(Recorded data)

** START **

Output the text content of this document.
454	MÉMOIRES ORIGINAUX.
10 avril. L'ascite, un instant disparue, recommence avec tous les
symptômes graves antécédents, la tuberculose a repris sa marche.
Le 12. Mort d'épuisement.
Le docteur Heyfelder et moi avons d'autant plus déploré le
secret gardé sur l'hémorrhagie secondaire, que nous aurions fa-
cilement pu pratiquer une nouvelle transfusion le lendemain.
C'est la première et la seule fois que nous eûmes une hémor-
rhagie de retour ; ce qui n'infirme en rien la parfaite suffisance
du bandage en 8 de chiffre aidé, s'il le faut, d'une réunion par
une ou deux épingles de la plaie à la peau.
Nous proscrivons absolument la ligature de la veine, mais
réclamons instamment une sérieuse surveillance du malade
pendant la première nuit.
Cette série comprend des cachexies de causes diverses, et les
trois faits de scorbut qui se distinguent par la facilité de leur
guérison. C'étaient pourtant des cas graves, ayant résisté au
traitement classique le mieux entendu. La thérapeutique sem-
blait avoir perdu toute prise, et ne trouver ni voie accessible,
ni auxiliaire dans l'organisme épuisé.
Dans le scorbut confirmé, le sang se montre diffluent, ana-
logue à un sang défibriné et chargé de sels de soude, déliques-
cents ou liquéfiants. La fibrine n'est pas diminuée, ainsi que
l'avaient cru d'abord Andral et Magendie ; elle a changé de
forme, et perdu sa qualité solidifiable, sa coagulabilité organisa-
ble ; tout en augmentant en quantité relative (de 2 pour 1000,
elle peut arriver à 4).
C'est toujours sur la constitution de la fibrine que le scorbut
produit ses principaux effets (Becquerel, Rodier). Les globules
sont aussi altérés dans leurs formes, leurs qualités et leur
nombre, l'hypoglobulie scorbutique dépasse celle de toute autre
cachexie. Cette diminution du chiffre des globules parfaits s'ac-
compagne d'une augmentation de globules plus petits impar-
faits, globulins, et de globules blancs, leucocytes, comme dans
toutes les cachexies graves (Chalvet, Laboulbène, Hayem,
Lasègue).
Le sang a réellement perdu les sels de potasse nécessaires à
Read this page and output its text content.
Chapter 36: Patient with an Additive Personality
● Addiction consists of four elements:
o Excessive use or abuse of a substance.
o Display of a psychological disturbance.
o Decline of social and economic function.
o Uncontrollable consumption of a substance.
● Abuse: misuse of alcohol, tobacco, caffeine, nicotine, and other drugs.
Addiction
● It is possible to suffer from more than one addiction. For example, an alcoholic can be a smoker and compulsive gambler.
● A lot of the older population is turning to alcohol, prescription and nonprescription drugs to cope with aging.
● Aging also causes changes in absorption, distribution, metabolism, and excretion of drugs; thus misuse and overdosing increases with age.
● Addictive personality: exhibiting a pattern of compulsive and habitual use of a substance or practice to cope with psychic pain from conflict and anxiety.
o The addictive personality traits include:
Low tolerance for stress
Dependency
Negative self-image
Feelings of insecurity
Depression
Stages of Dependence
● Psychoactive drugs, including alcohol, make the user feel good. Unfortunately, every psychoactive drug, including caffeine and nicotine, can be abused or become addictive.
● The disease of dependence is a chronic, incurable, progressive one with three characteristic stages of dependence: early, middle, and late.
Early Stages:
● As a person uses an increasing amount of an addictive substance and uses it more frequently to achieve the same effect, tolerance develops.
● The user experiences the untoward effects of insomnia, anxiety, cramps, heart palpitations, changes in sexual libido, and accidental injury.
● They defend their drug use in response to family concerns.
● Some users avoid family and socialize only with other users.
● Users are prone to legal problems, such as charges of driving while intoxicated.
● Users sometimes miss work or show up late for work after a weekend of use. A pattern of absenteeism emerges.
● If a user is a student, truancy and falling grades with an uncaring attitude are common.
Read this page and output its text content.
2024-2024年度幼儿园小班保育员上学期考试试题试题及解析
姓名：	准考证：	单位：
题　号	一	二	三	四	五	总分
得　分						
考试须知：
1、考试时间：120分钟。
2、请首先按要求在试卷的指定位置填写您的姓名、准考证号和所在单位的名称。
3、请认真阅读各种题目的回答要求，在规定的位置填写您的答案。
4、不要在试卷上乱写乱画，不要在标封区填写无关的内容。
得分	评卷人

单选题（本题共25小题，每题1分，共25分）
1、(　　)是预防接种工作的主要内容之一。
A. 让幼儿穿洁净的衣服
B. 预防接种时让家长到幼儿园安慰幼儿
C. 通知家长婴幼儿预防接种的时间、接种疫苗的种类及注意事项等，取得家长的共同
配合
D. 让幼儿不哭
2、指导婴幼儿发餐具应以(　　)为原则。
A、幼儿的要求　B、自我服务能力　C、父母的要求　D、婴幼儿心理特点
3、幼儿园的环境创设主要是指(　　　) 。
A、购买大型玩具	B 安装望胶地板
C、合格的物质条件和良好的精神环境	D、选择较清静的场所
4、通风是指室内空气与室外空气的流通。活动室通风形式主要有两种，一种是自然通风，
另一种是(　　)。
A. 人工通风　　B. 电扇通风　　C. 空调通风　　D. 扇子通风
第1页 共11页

** END **

# Direction:
State how many lines in the records above contain the word "more", giving only the number.

# Full answer:
2